| Task objective |
Transcribe all of the material exactly, except for its pictures.

| Material provided |
* * * * * * * * *

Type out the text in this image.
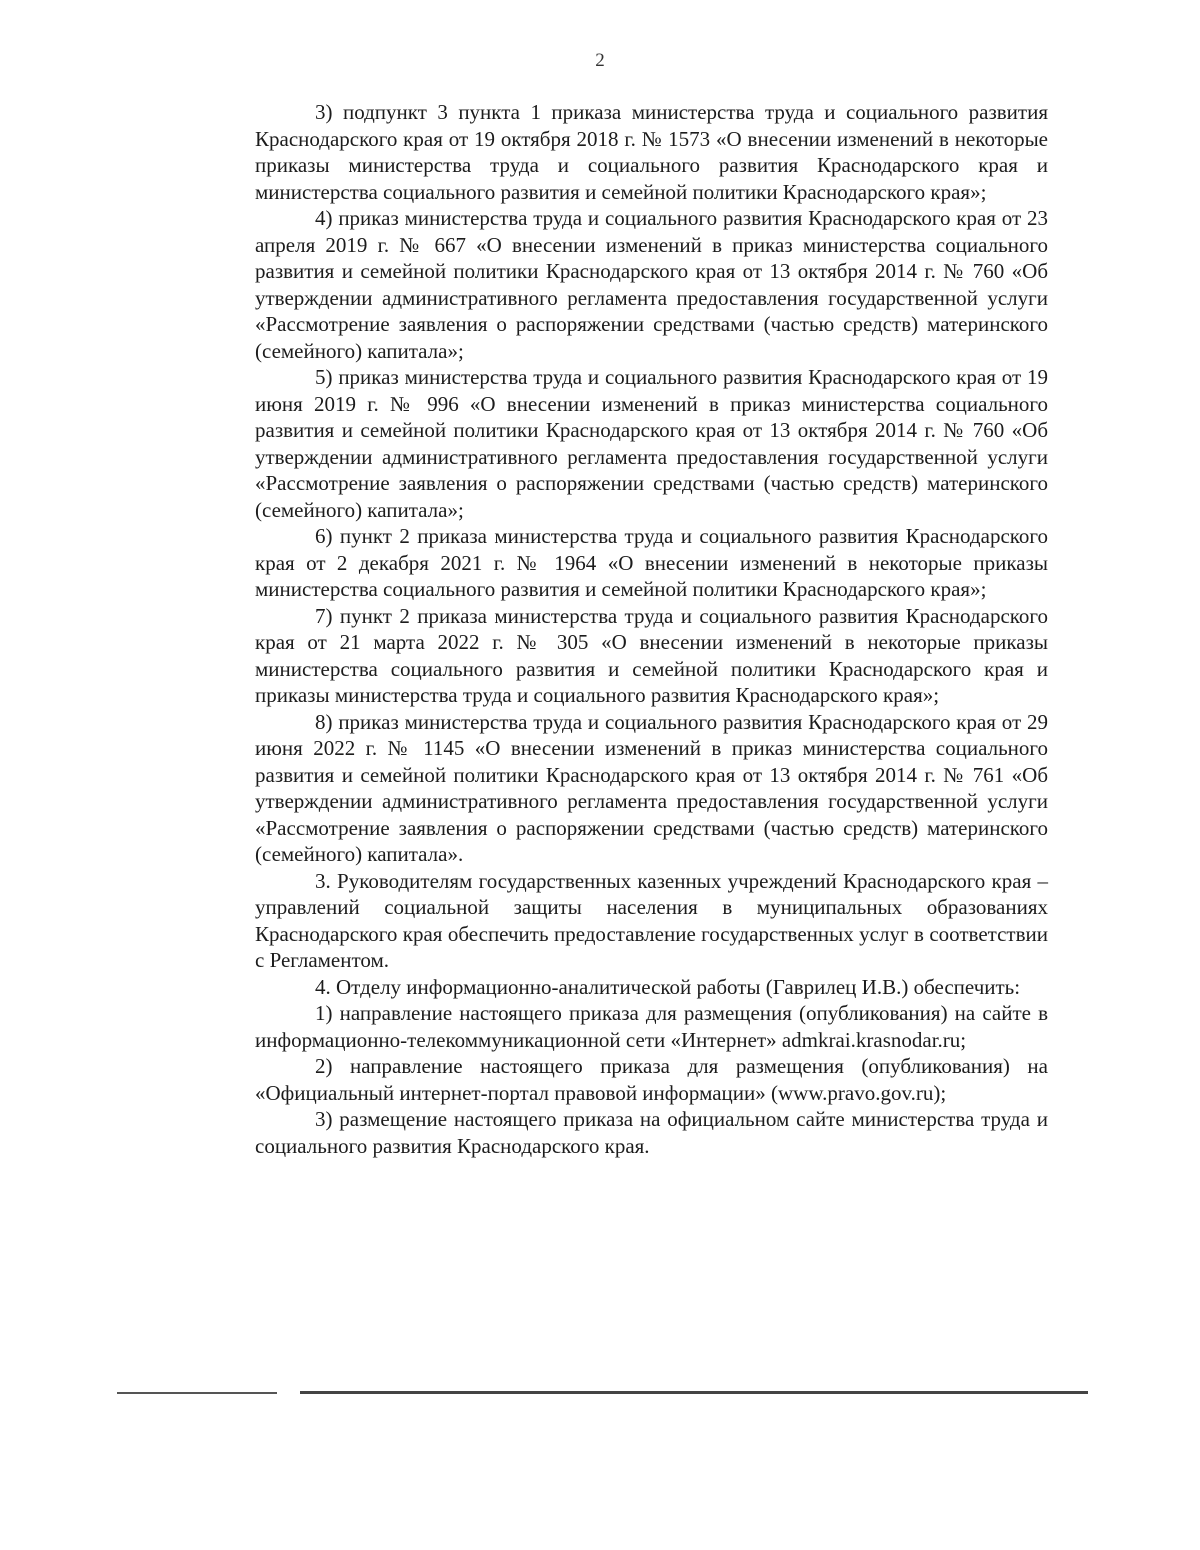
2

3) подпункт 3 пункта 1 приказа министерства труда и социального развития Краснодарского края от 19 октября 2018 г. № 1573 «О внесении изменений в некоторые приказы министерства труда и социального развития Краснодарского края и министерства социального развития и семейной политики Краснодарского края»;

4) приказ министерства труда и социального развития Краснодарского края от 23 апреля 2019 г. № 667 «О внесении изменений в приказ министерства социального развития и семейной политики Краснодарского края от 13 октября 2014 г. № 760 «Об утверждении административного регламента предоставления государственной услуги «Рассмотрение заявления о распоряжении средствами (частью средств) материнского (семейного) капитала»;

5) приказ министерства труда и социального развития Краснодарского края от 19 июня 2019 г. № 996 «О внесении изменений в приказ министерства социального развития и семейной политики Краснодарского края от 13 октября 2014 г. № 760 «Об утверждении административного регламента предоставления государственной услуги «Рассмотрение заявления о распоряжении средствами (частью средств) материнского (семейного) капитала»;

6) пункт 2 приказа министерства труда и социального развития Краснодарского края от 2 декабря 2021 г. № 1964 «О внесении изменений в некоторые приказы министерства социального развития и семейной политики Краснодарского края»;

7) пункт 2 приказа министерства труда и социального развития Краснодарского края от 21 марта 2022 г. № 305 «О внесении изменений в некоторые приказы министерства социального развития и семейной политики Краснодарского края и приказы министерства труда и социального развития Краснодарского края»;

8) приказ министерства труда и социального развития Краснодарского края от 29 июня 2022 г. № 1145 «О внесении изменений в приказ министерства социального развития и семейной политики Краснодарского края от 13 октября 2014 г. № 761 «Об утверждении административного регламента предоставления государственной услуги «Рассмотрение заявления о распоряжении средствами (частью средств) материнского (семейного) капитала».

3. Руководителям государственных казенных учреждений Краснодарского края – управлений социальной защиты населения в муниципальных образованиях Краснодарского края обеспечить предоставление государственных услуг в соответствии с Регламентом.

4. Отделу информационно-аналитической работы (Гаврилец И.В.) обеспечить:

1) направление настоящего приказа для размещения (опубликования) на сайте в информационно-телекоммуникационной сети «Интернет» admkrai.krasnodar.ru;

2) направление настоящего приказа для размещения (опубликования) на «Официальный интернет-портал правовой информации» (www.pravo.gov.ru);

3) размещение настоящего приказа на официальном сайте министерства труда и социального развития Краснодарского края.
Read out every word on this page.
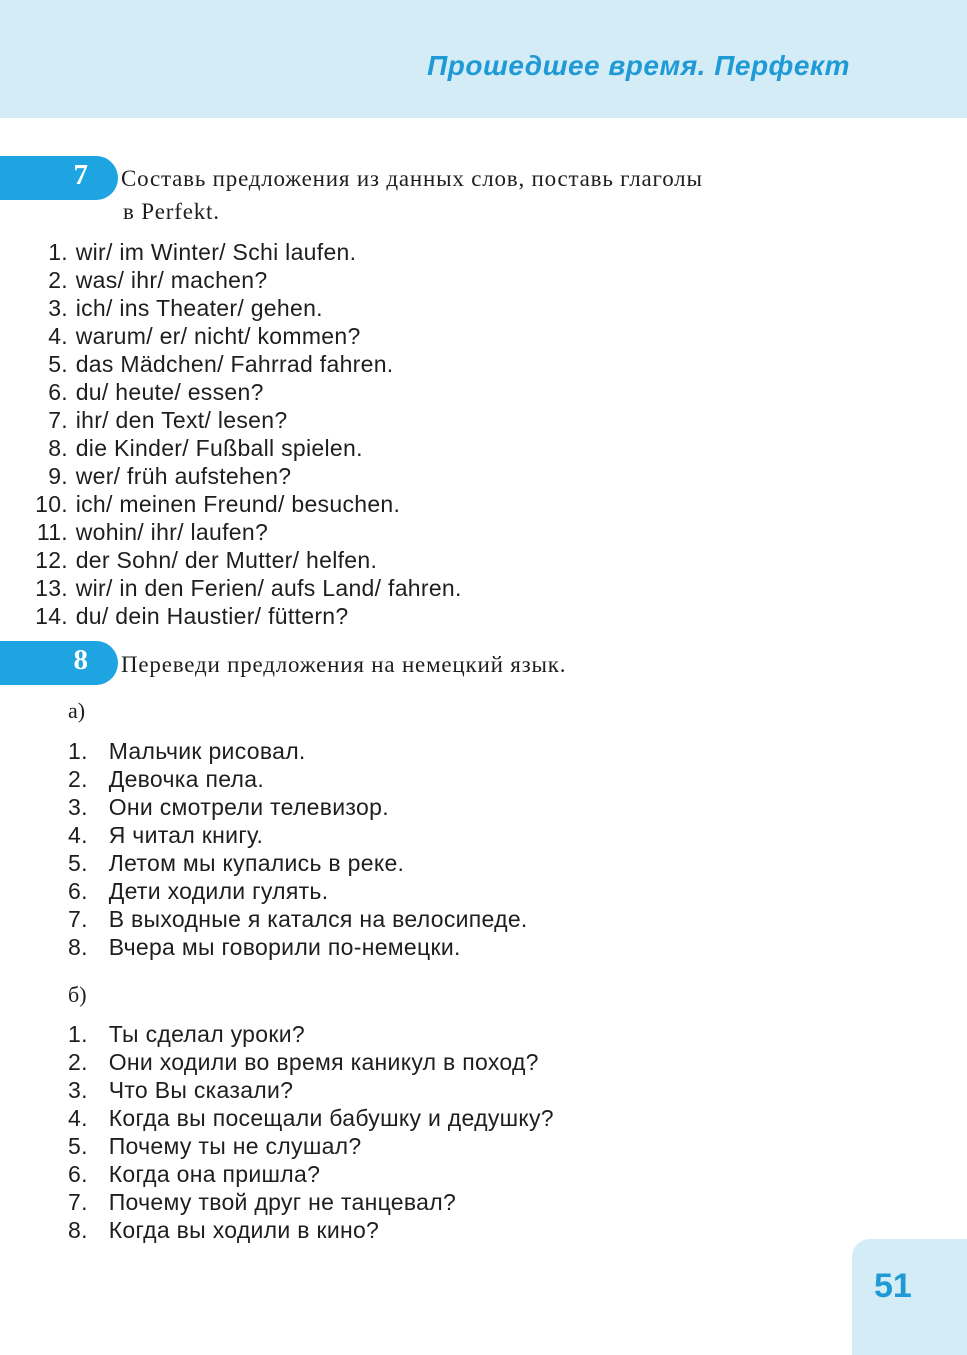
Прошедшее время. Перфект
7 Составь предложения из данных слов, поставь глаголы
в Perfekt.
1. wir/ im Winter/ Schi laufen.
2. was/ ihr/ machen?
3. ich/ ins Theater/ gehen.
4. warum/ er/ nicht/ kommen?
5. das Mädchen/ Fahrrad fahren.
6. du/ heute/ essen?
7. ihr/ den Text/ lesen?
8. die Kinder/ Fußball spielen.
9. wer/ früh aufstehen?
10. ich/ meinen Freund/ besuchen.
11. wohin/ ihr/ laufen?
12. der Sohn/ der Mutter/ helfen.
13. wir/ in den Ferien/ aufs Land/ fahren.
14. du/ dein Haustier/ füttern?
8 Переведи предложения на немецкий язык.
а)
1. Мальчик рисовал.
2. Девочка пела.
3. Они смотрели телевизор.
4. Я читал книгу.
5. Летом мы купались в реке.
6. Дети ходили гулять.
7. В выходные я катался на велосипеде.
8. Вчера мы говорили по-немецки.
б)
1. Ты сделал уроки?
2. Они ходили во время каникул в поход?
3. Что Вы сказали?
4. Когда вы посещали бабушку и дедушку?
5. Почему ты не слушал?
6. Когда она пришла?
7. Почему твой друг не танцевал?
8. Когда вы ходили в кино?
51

* * * * * * * * *

| Task output |
Type out the text in this image.
2

3) подпункт 3 пункта 1 приказа министерства труда и социального развития Краснодарского края от 19 октября 2018 г. № 1573 «О внесении изменений в некоторые приказы министерства труда и социального развития Краснодарского края и министерства социального развития и семейной политики Краснодарского края»;

4) приказ министерства труда и социального развития Краснодарского края от 23 апреля 2019 г. № 667 «О внесении изменений в приказ министерства социального развития и семейной политики Краснодарского края от 13 октября 2014 г. № 760 «Об утверждении административного регламента предоставления государственной услуги «Рассмотрение заявления о распоряжении средствами (частью средств) материнского (семейного) капитала»;

5) приказ министерства труда и социального развития Краснодарского края от 19 июня 2019 г. № 996 «О внесении изменений в приказ министерства социального развития и семейной политики Краснодарского края от 13 октября 2014 г. № 760 «Об утверждении административного регламента предоставления государственной услуги «Рассмотрение заявления о распоряжении средствами (частью средств) материнского (семейного) капитала»;

6) пункт 2 приказа министерства труда и социального развития Краснодарского края от 2 декабря 2021 г. № 1964 «О внесении изменений в некоторые приказы министерства социального развития и семейной политики Краснодарского края»;

7) пункт 2 приказа министерства труда и социального развития Краснодарского края от 21 марта 2022 г. № 305 «О внесении изменений в некоторые приказы министерства социального развития и семейной политики Краснодарского края и приказы министерства труда и социального развития Краснодарского края»;

8) приказ министерства труда и социального развития Краснодарского края от 29 июня 2022 г. № 1145 «О внесении изменений в приказ министерства социального развития и семейной политики Краснодарского края от 13 октября 2014 г. № 761 «Об утверждении административного регламента предоставления государственной услуги «Рассмотрение заявления о распоряжении средствами (частью средств) материнского (семейного) капитала».

3. Руководителям государственных казенных учреждений Краснодарского края – управлений социальной защиты населения в муниципальных образованиях Краснодарского края обеспечить предоставление государственных услуг в соответствии с Регламентом.

4. Отделу информационно-аналитической работы (Гаврилец И.В.) обеспечить:

1) направление настоящего приказа для размещения (опубликования) на сайте в информационно-телекоммуникационной сети «Интернет» admkrai.krasnodar.ru;

2) направление настоящего приказа для размещения (опубликования) на «Официальный интернет-портал правовой информации» (www.pravo.gov.ru);

3) размещение настоящего приказа на официальном сайте министерства труда и социального развития Краснодарского края.
Read out every word on this page.
Прошедшее время. Перфект
7 Составь предложения из данных слов, поставь глаголы
в Perfekt.
1. wir/ im Winter/ Schi laufen.
2. was/ ihr/ machen?
3. ich/ ins Theater/ gehen.
4. warum/ er/ nicht/ kommen?
5. das Mädchen/ Fahrrad fahren.
6. du/ heute/ essen?
7. ihr/ den Text/ lesen?
8. die Kinder/ Fußball spielen.
9. wer/ früh aufstehen?
10. ich/ meinen Freund/ besuchen.
11. wohin/ ihr/ laufen?
12. der Sohn/ der Mutter/ helfen.
13. wir/ in den Ferien/ aufs Land/ fahren.
14. du/ dein Haustier/ füttern?
8 Переведи предложения на немецкий язык.
а)
1. Мальчик рисовал.
2. Девочка пела.
3. Они смотрели телевизор.
4. Я читал книгу.
5. Летом мы купались в реке.
6. Дети ходили гулять.
7. В выходные я катался на велосипеде.
8. Вчера мы говорили по-немецки.
б)
1. Ты сделал уроки?
2. Они ходили во время каникул в поход?
3. Что Вы сказали?
4. Когда вы посещали бабушку и дедушку?
5. Почему ты не слушал?
6. Когда она пришла?
7. Почему твой друг не танцевал?
8. Когда вы ходили в кино?
51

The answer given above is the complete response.